◆ The exercise: Drop the pictures from the entries below, then reproduce the rest exactly.

########

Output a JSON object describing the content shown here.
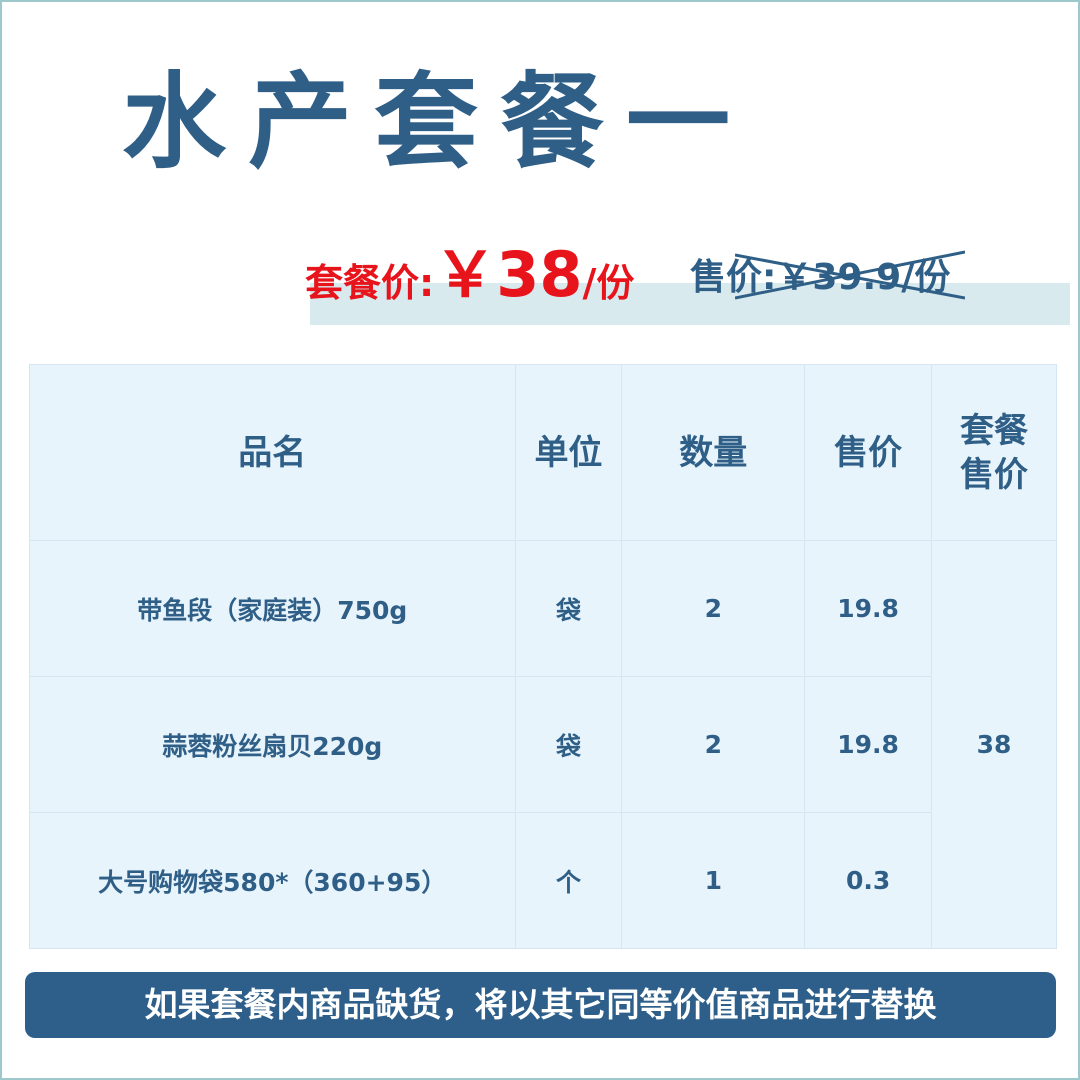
{
  "title": "水产套餐一",
  "package_price": {
    "label": "套餐价:",
    "value": "￥38",
    "unit": "/份"
  },
  "original_price": {
    "text": "售价:￥39.9/份"
  },
  "table": {
    "headers": [
      "品名",
      "单位",
      "数量",
      "售价",
      "套餐售价"
    ],
    "rows": [
      {
        "name": "带鱼段（家庭装）750g",
        "unit": "袋",
        "qty": "2",
        "price": "19.8"
      },
      {
        "name": "蒜蓉粉丝扇贝220g",
        "unit": "袋",
        "qty": "2",
        "price": "19.8"
      },
      {
        "name": "大号购物袋580*（360+95）",
        "unit": "个",
        "qty": "1",
        "price": "0.3"
      }
    ],
    "package_total": "38"
  },
  "notice": "如果套餐内商品缺货，将以其它同等价值商品进行替换",
  "colors": {
    "primary": "#2f5f87",
    "accent": "#e8141c",
    "table_bg": "#e8f4fc"
  }
}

########

◆ Written response:
Output a JSON object describing the content shown here.
{
  "title": "水产套餐一",
  "package_price": {
    "label": "套餐价:",
    "value": "￥38",
    "unit": "/份"
  },
  "original_price": {
    "text": "售价:￥39.9/份"
  },
  "table": {
    "headers": [
      "品名",
      "单位",
      "数量",
      "售价",
      "套餐售价"
    ],
    "rows": [
      {
        "name": "带鱼段（家庭装）750g",
        "unit": "袋",
        "qty": "2",
        "price": "19.8"
      },
      {
        "name": "蒜蓉粉丝扇贝220g",
        "unit": "袋",
        "qty": "2",
        "price": "19.8"
      },
      {
        "name": "大号购物袋580*（360+95）",
        "unit": "个",
        "qty": "1",
        "price": "0.3"
      }
    ],
    "package_total": "38"
  },
  "notice": "如果套餐内商品缺货，将以其它同等价值商品进行替换",
  "colors": {
    "primary": "#2f5f87",
    "accent": "#e8141c",
    "table_bg": "#e8f4fc"
  }
}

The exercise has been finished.